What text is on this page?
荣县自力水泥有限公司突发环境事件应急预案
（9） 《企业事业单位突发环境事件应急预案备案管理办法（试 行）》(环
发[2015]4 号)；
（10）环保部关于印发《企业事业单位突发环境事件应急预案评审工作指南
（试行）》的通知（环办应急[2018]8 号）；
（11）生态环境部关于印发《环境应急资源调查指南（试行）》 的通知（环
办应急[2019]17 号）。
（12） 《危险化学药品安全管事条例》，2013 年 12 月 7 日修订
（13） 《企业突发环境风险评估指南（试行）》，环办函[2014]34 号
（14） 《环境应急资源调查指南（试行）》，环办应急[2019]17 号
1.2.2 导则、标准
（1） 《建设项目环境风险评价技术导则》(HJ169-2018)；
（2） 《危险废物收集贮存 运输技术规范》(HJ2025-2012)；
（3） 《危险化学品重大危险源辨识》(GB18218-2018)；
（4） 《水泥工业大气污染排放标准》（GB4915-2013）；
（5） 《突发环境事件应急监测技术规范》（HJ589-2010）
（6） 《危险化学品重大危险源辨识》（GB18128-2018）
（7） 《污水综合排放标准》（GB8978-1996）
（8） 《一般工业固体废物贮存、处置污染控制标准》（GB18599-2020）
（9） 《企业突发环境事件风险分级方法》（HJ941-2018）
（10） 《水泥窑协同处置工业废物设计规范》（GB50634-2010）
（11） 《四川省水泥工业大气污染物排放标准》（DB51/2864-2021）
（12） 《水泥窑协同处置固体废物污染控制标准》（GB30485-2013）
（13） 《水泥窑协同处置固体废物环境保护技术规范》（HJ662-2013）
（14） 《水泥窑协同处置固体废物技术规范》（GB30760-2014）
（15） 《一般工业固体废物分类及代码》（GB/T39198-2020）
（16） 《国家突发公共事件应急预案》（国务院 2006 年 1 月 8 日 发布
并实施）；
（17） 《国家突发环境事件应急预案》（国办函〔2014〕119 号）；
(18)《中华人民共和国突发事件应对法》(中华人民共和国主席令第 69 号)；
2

——

What to do = Please output the entire listing exactly as it stands.

Worked solution =
What text is on this page?
荣县自力水泥有限公司突发环境事件应急预案
（9） 《企业事业单位突发环境事件应急预案备案管理办法（试 行）》(环
发[2015]4 号)；
（10）环保部关于印发《企业事业单位突发环境事件应急预案评审工作指南
（试行）》的通知（环办应急[2018]8 号）；
（11）生态环境部关于印发《环境应急资源调查指南（试行）》 的通知（环
办应急[2019]17 号）。
（12） 《危险化学药品安全管事条例》，2013 年 12 月 7 日修订
（13） 《企业突发环境风险评估指南（试行）》，环办函[2014]34 号
（14） 《环境应急资源调查指南（试行）》，环办应急[2019]17 号
1.2.2 导则、标准
（1） 《建设项目环境风险评价技术导则》(HJ169-2018)；
（2） 《危险废物收集贮存 运输技术规范》(HJ2025-2012)；
（3） 《危险化学品重大危险源辨识》(GB18218-2018)；
（4） 《水泥工业大气污染排放标准》（GB4915-2013）；
（5） 《突发环境事件应急监测技术规范》（HJ589-2010）
（6） 《危险化学品重大危险源辨识》（GB18128-2018）
（7） 《污水综合排放标准》（GB8978-1996）
（8） 《一般工业固体废物贮存、处置污染控制标准》（GB18599-2020）
（9） 《企业突发环境事件风险分级方法》（HJ941-2018）
（10） 《水泥窑协同处置工业废物设计规范》（GB50634-2010）
（11） 《四川省水泥工业大气污染物排放标准》（DB51/2864-2021）
（12） 《水泥窑协同处置固体废物污染控制标准》（GB30485-2013）
（13） 《水泥窑协同处置固体废物环境保护技术规范》（HJ662-2013）
（14） 《水泥窑协同处置固体废物技术规范》（GB30760-2014）
（15） 《一般工业固体废物分类及代码》（GB/T39198-2020）
（16） 《国家突发公共事件应急预案》（国务院 2006 年 1 月 8 日 发布
并实施）；
（17） 《国家突发环境事件应急预案》（国办函〔2014〕119 号）；
(18)《中华人民共和国突发事件应对法》(中华人民共和国主席令第 69 号)；
2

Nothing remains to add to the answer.